What you have to do: Using the listing below, select the lines with the word "time" and copy them.

=======

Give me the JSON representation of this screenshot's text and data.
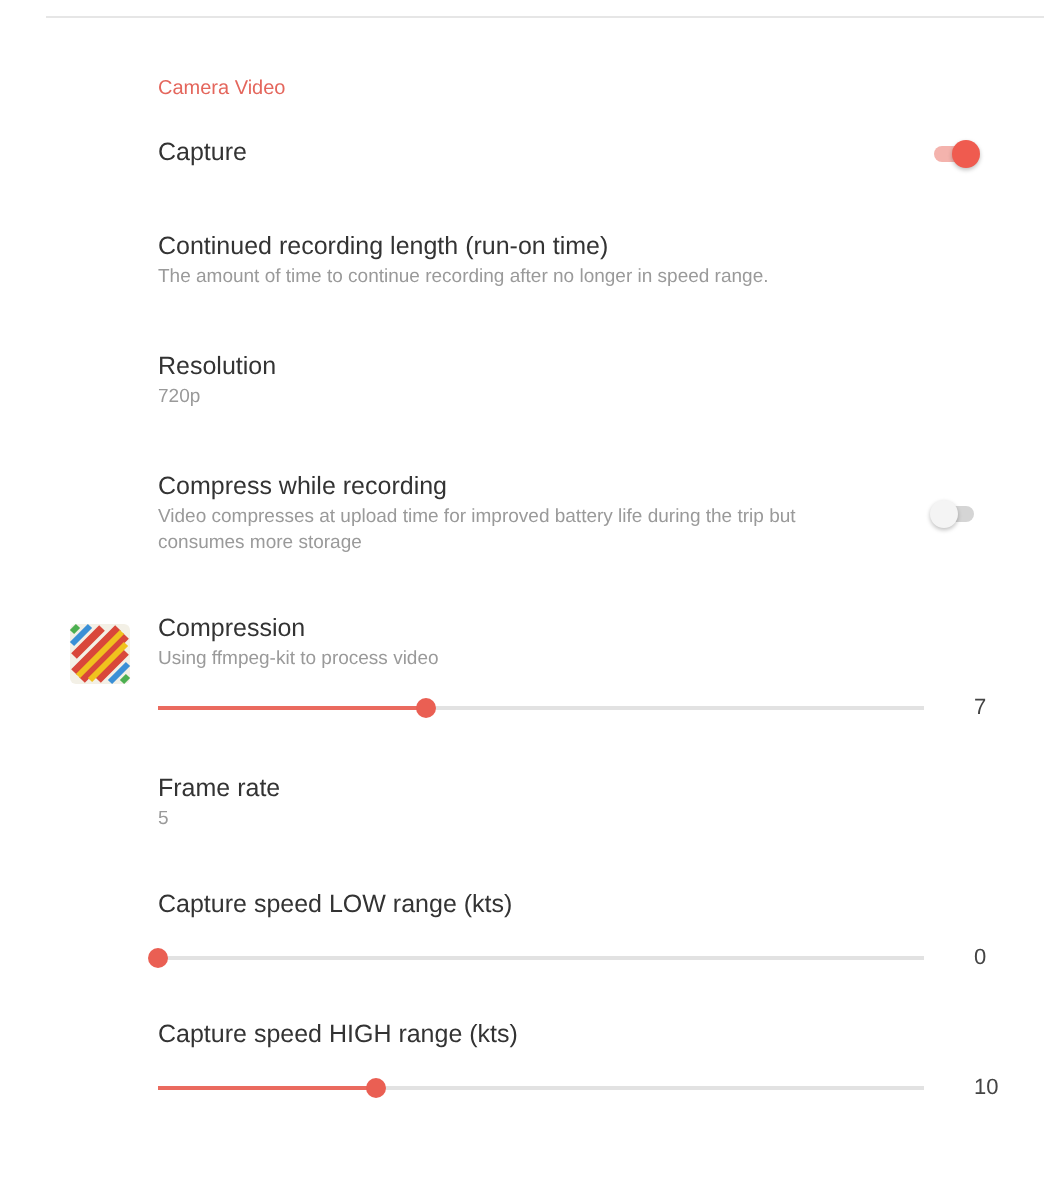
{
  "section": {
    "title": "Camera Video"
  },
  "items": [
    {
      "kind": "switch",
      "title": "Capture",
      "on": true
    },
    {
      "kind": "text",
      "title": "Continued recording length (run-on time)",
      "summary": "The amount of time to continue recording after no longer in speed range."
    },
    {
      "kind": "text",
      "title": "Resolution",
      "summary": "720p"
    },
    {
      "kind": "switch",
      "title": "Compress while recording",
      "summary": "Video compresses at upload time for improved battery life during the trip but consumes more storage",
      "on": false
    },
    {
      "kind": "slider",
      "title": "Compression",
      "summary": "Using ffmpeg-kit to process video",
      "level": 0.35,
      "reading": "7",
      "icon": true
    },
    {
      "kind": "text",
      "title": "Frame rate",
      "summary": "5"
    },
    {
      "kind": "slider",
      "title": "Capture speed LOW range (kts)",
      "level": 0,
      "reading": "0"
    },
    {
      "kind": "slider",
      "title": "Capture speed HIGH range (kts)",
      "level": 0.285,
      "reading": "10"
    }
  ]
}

=======

Full answer:
      "title": "Continued recording length (run-on time)",
      "summary": "The amount of time to continue recording after no longer in speed range."
      "summary": "Video compresses at upload time for improved battery life during the trip but consumes more storage",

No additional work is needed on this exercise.